- [Task to complete]:
Locate the lines that hold the string "deux". Copy every such line.

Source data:

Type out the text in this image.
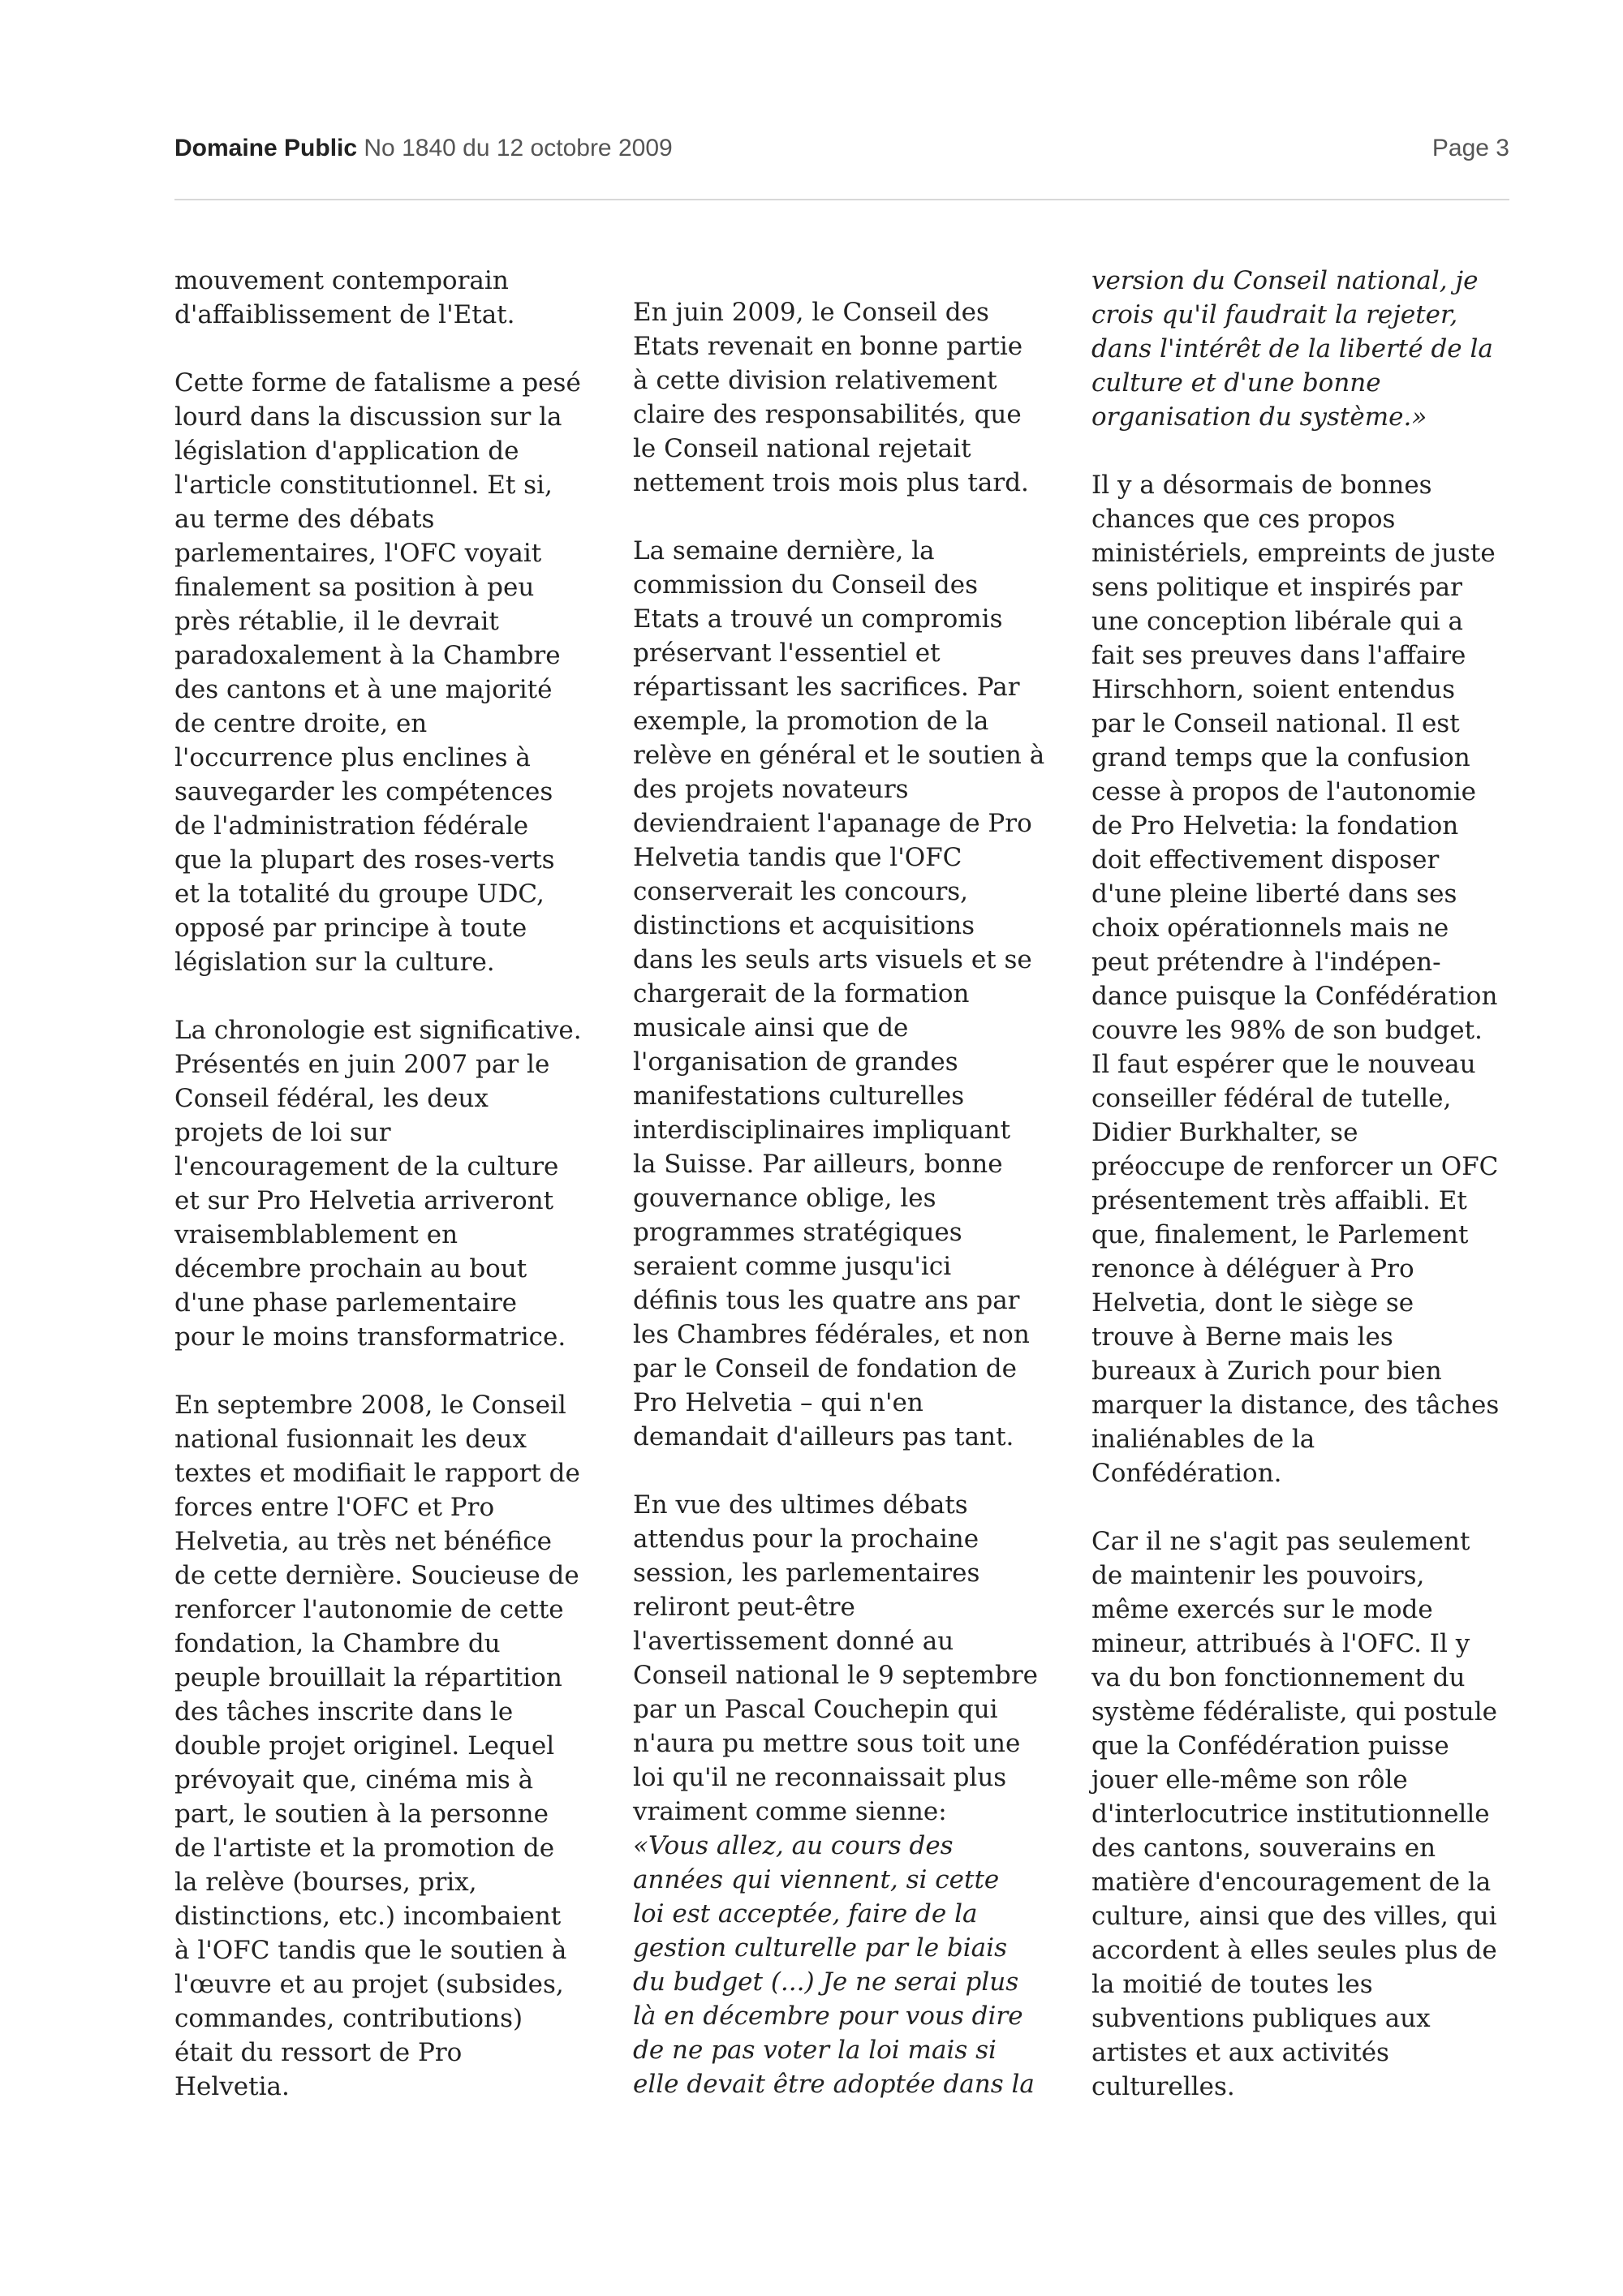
Domaine Public No 1840 du 12 octobre 2009	Page 3

mouvement contemporain
d'affaiblissement de l'Etat.

Cette forme de fatalisme a pesé
lourd dans la discussion sur la
législation d'application de
l'article constitutionnel. Et si,
au terme des débats
parlementaires, l'OFC voyait
finalement sa position à peu
près rétablie, il le devrait
paradoxalement à la Chambre
des cantons et à une majorité
de centre droite, en
l'occurrence plus enclines à
sauvegarder les compétences
de l'administration fédérale
que la plupart des roses-verts
et la totalité du groupe UDC,
opposé par principe à toute
législation sur la culture.

La chronologie est significative.
Présentés en juin 2007 par le
Conseil fédéral, les deux
projets de loi sur
l'encouragement de la culture
et sur Pro Helvetia arriveront
vraisemblablement en
décembre prochain au bout
d'une phase parlementaire
pour le moins transformatrice.

En septembre 2008, le Conseil
national fusionnait les deux
textes et modifiait le rapport de
forces entre l'OFC et Pro
Helvetia, au très net bénéfice
de cette dernière. Soucieuse de
renforcer l'autonomie de cette
fondation, la Chambre du
peuple brouillait la répartition
des tâches inscrite dans le
double projet originel. Lequel
prévoyait que, cinéma mis à
part, le soutien à la personne
de l'artiste et la promotion de
la relève (bourses, prix,
distinctions, etc.) incombaient
à l'OFC tandis que le soutien à
l'œuvre et au projet (subsides,
commandes, contributions)
était du ressort de Pro
Helvetia.

En juin 2009, le Conseil des
Etats revenait en bonne partie
à cette division relativement
claire des responsabilités, que
le Conseil national rejetait
nettement trois mois plus tard.

La semaine dernière, la
commission du Conseil des
Etats a trouvé un compromis
préservant l'essentiel et
répartissant les sacrifices. Par
exemple, la promotion de la
relève en général et le soutien à
des projets novateurs
deviendraient l'apanage de Pro
Helvetia tandis que l'OFC
conserverait les concours,
distinctions et acquisitions
dans les seuls arts visuels et se
chargerait de la formation
musicale ainsi que de
l'organisation de grandes
manifestations culturelles
interdisciplinaires impliquant
la Suisse. Par ailleurs, bonne
gouvernance oblige, les
programmes stratégiques
seraient comme jusqu'ici
définis tous les quatre ans par
les Chambres fédérales, et non
par le Conseil de fondation de
Pro Helvetia – qui n'en
demandait d'ailleurs pas tant.

En vue des ultimes débats
attendus pour la prochaine
session, les parlementaires
reliront peut-être
l'avertissement donné au
Conseil national le 9 septembre
par un Pascal Couchepin qui
n'aura pu mettre sous toit une
loi qu'il ne reconnaissait plus
vraiment comme sienne:

«Vous allez, au cours des
années qui viennent, si cette
loi est acceptée, faire de la
gestion culturelle par le biais
du budget (...) Je ne serai plus
là en décembre pour vous dire
de ne pas voter la loi mais si
elle devait être adoptée dans la

version du Conseil national, je
crois qu'il faudrait la rejeter,
dans l'intérêt de la liberté de la
culture et d'une bonne
organisation du système.»

Il y a désormais de bonnes
chances que ces propos
ministériels, empreints de juste
sens politique et inspirés par
une conception libérale qui a
fait ses preuves dans l'affaire
Hirschhorn, soient entendus
par le Conseil national. Il est
grand temps que la confusion
cesse à propos de l'autonomie
de Pro Helvetia: la fondation
doit effectivement disposer
d'une pleine liberté dans ses
choix opérationnels mais ne
peut prétendre à l'indépen-
dance puisque la Confédération
couvre les 98% de son budget.
Il faut espérer que le nouveau
conseiller fédéral de tutelle,
Didier Burkhalter, se
préoccupe de renforcer un OFC
présentement très affaibli. Et
que, finalement, le Parlement
renonce à déléguer à Pro
Helvetia, dont le siège se
trouve à Berne mais les
bureaux à Zurich pour bien
marquer la distance, des tâches
inaliénables de la
Confédération.

Car il ne s'agit pas seulement
de maintenir les pouvoirs,
même exercés sur le mode
mineur, attribués à l'OFC. Il y
va du bon fonctionnement du
système fédéraliste, qui postule
que la Confédération puisse
jouer elle-même son rôle
d'interlocutrice institutionnelle
des cantons, souverains en
matière d'encouragement de la
culture, ainsi que des villes, qui
accordent à elles seules plus de
la moitié de toutes les
subventions publiques aux
artistes et aux activités
culturelles.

- [Answer in full]:
Conseil fédéral, les deux
national fusionnait les deux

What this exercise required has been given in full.